[Extracted data entries]
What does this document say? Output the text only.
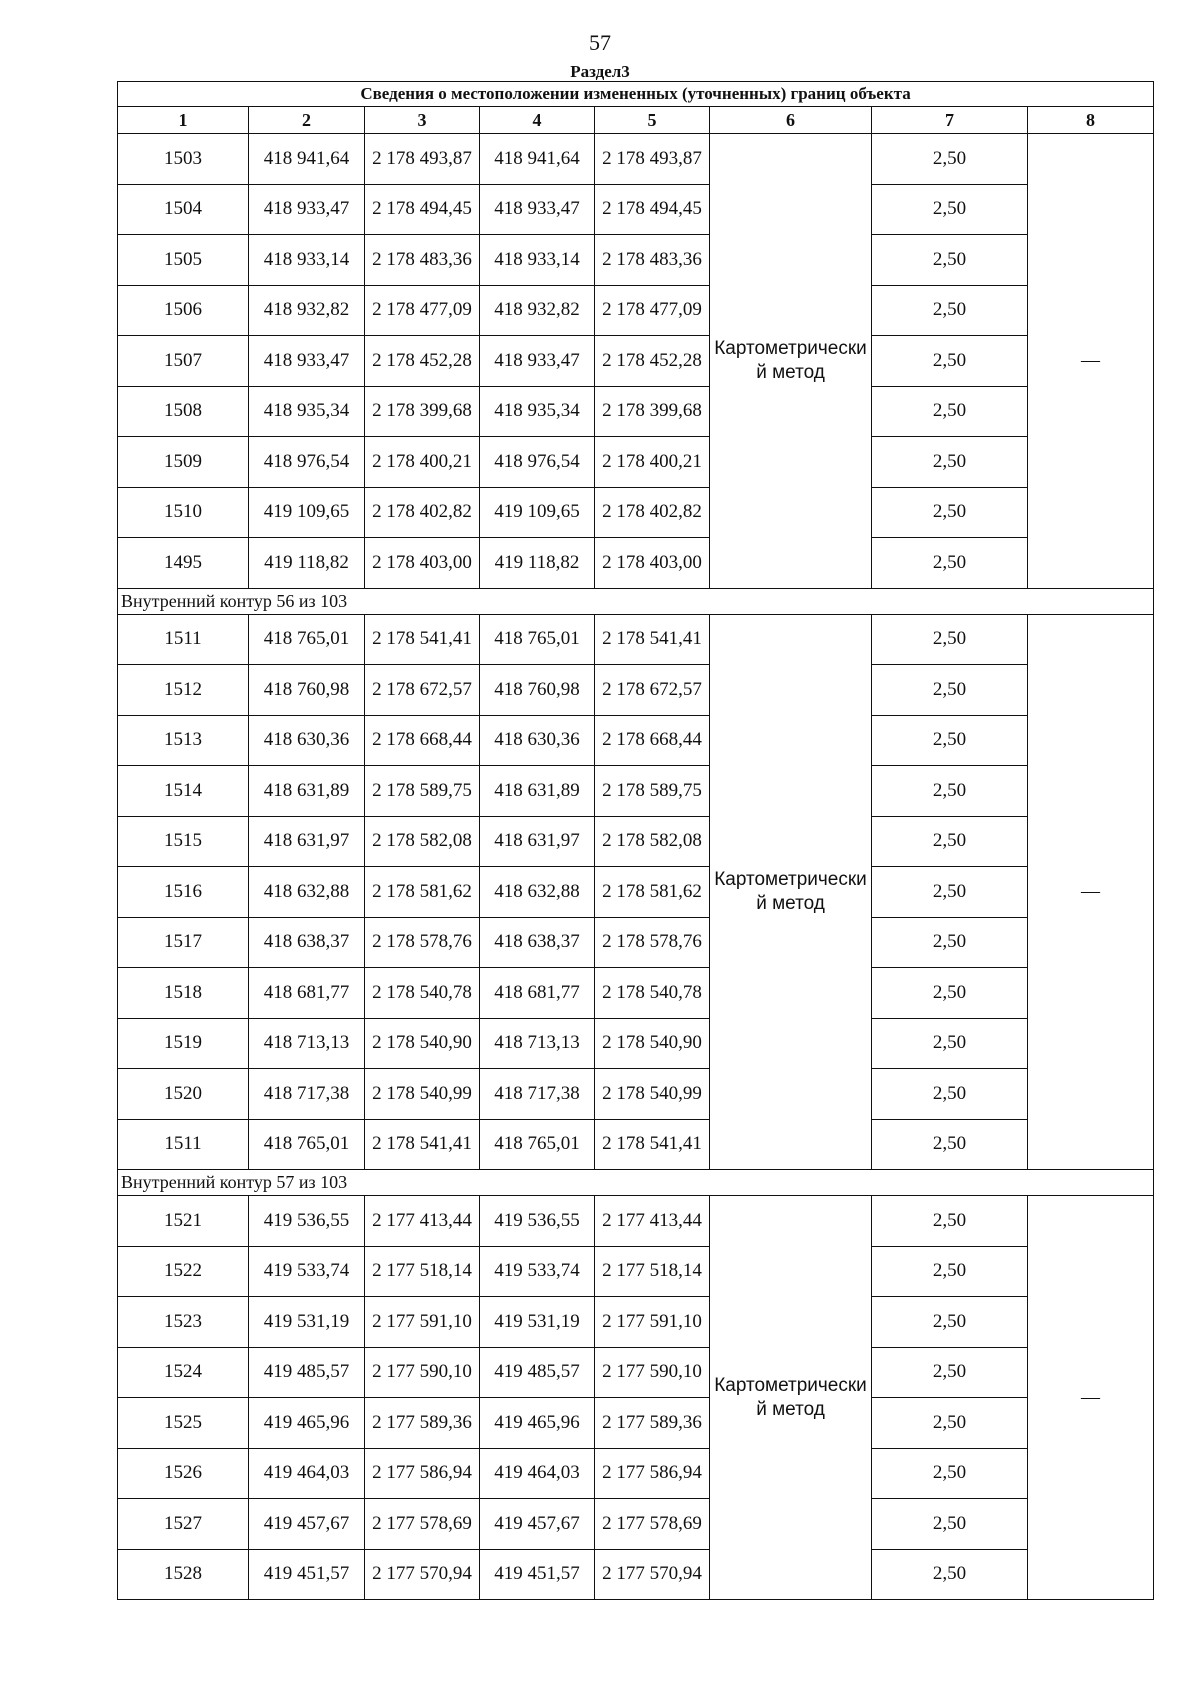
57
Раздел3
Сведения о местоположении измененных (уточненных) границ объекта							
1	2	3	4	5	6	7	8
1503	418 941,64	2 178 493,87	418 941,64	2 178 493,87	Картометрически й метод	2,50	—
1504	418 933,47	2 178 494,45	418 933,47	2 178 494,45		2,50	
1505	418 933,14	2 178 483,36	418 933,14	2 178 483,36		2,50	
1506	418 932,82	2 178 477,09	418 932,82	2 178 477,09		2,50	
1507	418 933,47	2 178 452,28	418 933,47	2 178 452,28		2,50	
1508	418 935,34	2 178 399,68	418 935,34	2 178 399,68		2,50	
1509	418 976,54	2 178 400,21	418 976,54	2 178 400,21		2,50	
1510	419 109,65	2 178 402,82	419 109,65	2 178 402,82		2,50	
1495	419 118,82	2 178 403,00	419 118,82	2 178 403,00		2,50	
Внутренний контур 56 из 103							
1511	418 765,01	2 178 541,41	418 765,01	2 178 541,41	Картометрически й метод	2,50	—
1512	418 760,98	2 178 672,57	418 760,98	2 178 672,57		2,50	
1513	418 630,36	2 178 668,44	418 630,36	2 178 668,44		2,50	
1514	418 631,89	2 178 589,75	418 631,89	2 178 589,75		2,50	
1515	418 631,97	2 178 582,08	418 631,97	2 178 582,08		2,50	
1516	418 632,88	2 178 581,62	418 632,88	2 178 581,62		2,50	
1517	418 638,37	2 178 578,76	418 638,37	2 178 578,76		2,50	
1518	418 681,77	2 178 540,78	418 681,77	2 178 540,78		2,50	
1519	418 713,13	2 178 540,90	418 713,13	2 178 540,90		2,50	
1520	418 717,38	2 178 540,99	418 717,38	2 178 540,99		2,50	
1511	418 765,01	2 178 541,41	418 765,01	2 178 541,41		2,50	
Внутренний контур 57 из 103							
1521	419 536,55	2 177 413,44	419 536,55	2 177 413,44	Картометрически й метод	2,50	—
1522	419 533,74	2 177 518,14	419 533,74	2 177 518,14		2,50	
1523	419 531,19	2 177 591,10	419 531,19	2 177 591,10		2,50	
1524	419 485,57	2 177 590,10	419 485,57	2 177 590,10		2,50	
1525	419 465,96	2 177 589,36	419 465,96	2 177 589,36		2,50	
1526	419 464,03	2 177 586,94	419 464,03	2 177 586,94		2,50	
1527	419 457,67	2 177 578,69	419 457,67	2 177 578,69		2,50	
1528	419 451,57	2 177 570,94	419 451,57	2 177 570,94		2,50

...

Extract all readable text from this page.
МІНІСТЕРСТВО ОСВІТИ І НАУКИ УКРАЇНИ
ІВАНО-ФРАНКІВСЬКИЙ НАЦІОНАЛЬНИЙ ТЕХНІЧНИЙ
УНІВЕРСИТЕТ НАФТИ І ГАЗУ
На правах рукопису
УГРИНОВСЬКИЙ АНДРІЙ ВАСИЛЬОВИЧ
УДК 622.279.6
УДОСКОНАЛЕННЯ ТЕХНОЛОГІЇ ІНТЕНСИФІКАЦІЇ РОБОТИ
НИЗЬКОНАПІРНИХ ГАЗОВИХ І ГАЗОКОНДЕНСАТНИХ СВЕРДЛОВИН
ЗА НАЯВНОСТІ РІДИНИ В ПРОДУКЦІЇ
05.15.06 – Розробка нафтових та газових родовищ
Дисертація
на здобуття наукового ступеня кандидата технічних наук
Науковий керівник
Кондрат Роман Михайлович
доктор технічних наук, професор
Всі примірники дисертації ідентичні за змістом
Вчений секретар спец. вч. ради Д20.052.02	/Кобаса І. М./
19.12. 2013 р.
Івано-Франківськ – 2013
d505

--

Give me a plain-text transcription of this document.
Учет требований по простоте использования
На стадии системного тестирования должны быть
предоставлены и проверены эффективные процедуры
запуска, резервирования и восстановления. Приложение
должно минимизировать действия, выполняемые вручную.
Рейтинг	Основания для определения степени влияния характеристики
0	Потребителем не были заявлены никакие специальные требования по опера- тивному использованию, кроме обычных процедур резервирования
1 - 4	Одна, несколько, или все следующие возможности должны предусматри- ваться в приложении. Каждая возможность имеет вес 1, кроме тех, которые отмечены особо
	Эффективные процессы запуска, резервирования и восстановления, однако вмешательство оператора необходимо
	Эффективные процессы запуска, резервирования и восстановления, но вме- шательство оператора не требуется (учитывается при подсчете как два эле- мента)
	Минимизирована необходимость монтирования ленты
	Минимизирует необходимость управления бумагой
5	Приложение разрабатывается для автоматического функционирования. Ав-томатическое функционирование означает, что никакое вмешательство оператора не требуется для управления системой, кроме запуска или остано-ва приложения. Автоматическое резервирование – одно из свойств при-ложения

**INSTRUCTIONS FOR THE TASK**
Copy out all lines from the material above that contain the string "необходимость".

**REPLY TO THE EXERCISE**
	Минимизирована необходимость монтирования ленты
	Минимизирует необходимость управления бумагой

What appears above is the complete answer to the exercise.